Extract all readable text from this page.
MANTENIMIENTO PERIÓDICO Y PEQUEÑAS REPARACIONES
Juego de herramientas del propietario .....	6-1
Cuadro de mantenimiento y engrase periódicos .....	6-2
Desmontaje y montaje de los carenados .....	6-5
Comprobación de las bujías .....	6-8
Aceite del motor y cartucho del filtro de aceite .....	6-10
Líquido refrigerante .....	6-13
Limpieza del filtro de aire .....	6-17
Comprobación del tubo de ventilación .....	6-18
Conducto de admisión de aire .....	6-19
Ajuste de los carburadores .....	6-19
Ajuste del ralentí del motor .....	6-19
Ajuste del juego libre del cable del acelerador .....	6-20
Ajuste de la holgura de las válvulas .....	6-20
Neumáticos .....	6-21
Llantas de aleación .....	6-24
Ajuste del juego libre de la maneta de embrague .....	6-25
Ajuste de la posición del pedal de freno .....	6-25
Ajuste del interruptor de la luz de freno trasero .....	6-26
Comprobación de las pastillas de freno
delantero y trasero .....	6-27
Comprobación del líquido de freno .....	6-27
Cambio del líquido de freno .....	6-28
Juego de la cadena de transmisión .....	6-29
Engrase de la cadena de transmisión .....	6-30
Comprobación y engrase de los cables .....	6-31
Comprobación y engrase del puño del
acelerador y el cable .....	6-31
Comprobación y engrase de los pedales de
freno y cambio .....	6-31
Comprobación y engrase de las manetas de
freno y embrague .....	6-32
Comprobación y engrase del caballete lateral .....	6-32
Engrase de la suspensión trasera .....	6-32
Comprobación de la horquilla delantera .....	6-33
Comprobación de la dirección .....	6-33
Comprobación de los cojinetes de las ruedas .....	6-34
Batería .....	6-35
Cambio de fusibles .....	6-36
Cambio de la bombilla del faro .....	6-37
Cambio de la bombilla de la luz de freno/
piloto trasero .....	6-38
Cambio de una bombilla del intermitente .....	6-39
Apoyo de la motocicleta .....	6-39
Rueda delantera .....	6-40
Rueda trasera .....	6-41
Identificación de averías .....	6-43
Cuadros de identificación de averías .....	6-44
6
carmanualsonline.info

▶ _Exercise brief_:
Copy the entries above exactly, leaving none out.

▶ _Expected output_:
Extract all readable text from this page.
MANTENIMIENTO PERIÓDICO Y PEQUEÑAS REPARACIONES
Juego de herramientas del propietario .....	6-1
Cuadro de mantenimiento y engrase periódicos .....	6-2
Desmontaje y montaje de los carenados .....	6-5
Comprobación de las bujías .....	6-8
Aceite del motor y cartucho del filtro de aceite .....	6-10
Líquido refrigerante .....	6-13
Limpieza del filtro de aire .....	6-17
Comprobación del tubo de ventilación .....	6-18
Conducto de admisión de aire .....	6-19
Ajuste de los carburadores .....	6-19
Ajuste del ralentí del motor .....	6-19
Ajuste del juego libre del cable del acelerador .....	6-20
Ajuste de la holgura de las válvulas .....	6-20
Neumáticos .....	6-21
Llantas de aleación .....	6-24
Ajuste del juego libre de la maneta de embrague .....	6-25
Ajuste de la posición del pedal de freno .....	6-25
Ajuste del interruptor de la luz de freno trasero .....	6-26
Comprobación de las pastillas de freno
delantero y trasero .....	6-27
Comprobación del líquido de freno .....	6-27
Cambio del líquido de freno .....	6-28
Juego de la cadena de transmisión .....	6-29
Engrase de la cadena de transmisión .....	6-30
Comprobación y engrase de los cables .....	6-31
Comprobación y engrase del puño del
acelerador y el cable .....	6-31
Comprobación y engrase de los pedales de
freno y cambio .....	6-31
Comprobación y engrase de las manetas de
freno y embrague .....	6-32
Comprobación y engrase del caballete lateral .....	6-32
Engrase de la suspensión trasera .....	6-32
Comprobación de la horquilla delantera .....	6-33
Comprobación de la dirección .....	6-33
Comprobación de los cojinetes de las ruedas .....	6-34
Batería .....	6-35
Cambio de fusibles .....	6-36
Cambio de la bombilla del faro .....	6-37
Cambio de la bombilla de la luz de freno/
piloto trasero .....	6-38
Cambio de una bombilla del intermitente .....	6-39
Apoyo de la motocicleta .....	6-39
Rueda delantera .....	6-40
Rueda trasera .....	6-41
Identificación de averías .....	6-43
Cuadros de identificación de averías .....	6-44
6
carmanualsonline.info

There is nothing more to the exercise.